- Instructions for the task
Every entry needs to be printed exactly, please.

Collected data
-------
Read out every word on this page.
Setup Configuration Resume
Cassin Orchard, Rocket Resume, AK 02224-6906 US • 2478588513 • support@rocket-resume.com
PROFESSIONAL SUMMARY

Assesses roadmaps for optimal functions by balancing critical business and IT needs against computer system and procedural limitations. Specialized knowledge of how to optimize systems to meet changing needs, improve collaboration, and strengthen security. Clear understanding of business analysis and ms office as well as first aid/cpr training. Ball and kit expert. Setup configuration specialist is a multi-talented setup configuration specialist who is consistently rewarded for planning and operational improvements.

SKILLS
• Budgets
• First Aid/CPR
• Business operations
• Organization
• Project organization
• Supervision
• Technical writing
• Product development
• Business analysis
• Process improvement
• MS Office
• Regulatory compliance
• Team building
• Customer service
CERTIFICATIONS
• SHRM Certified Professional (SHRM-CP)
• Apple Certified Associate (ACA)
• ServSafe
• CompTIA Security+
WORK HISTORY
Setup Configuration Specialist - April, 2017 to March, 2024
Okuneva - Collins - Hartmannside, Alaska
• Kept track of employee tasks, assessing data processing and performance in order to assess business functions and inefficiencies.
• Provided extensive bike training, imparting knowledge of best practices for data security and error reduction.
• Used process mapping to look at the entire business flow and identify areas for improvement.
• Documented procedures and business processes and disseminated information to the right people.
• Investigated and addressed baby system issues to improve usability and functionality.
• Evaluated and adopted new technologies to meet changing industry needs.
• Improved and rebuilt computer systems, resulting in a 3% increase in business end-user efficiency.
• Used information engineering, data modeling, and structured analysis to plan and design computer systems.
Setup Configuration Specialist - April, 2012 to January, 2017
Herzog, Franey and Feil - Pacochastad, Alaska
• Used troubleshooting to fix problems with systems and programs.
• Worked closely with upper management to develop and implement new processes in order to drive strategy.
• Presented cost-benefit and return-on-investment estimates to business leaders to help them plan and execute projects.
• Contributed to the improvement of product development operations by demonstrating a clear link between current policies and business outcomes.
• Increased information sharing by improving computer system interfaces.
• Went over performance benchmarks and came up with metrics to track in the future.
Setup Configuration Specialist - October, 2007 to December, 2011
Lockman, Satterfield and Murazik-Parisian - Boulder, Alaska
-------
- Response below
Read out every word on this page.
Setup Configuration Resume
Cassin Orchard, Rocket Resume, AK 02224-6906 US • 2478588513 • support@rocket-resume.com
PROFESSIONAL SUMMARY

Assesses roadmaps for optimal functions by balancing critical business and IT needs against computer system and procedural limitations. Specialized knowledge of how to optimize systems to meet changing needs, improve collaboration, and strengthen security. Clear understanding of business analysis and ms office as well as first aid/cpr training. Ball and kit expert. Setup configuration specialist is a multi-talented setup configuration specialist who is consistently rewarded for planning and operational improvements.

SKILLS
• Budgets
• First Aid/CPR
• Business operations
• Organization
• Project organization
• Supervision
• Technical writing
• Product development
• Business analysis
• Process improvement
• MS Office
• Regulatory compliance
• Team building
• Customer service
CERTIFICATIONS
• SHRM Certified Professional (SHRM-CP)
• Apple Certified Associate (ACA)
• ServSafe
• CompTIA Security+
WORK HISTORY
Setup Configuration Specialist - April, 2017 to March, 2024
Okuneva - Collins - Hartmannside, Alaska
• Kept track of employee tasks, assessing data processing and performance in order to assess business functions and inefficiencies.
• Provided extensive bike training, imparting knowledge of best practices for data security and error reduction.
• Used process mapping to look at the entire business flow and identify areas for improvement.
• Documented procedures and business processes and disseminated information to the right people.
• Investigated and addressed baby system issues to improve usability and functionality.
• Evaluated and adopted new technologies to meet changing industry needs.
• Improved and rebuilt computer systems, resulting in a 3% increase in business end-user efficiency.
• Used information engineering, data modeling, and structured analysis to plan and design computer systems.
Setup Configuration Specialist - April, 2012 to January, 2017
Herzog, Franey and Feil - Pacochastad, Alaska
• Used troubleshooting to fix problems with systems and programs.
• Worked closely with upper management to develop and implement new processes in order to drive strategy.
• Presented cost-benefit and return-on-investment estimates to business leaders to help them plan and execute projects.
• Contributed to the improvement of product development operations by demonstrating a clear link between current policies and business outcomes.
• Increased information sharing by improving computer system interfaces.
• Went over performance benchmarks and came up with metrics to track in the future.
Setup Configuration Specialist - October, 2007 to December, 2011
Lockman, Satterfield and Murazik-Parisian - Boulder, Alaska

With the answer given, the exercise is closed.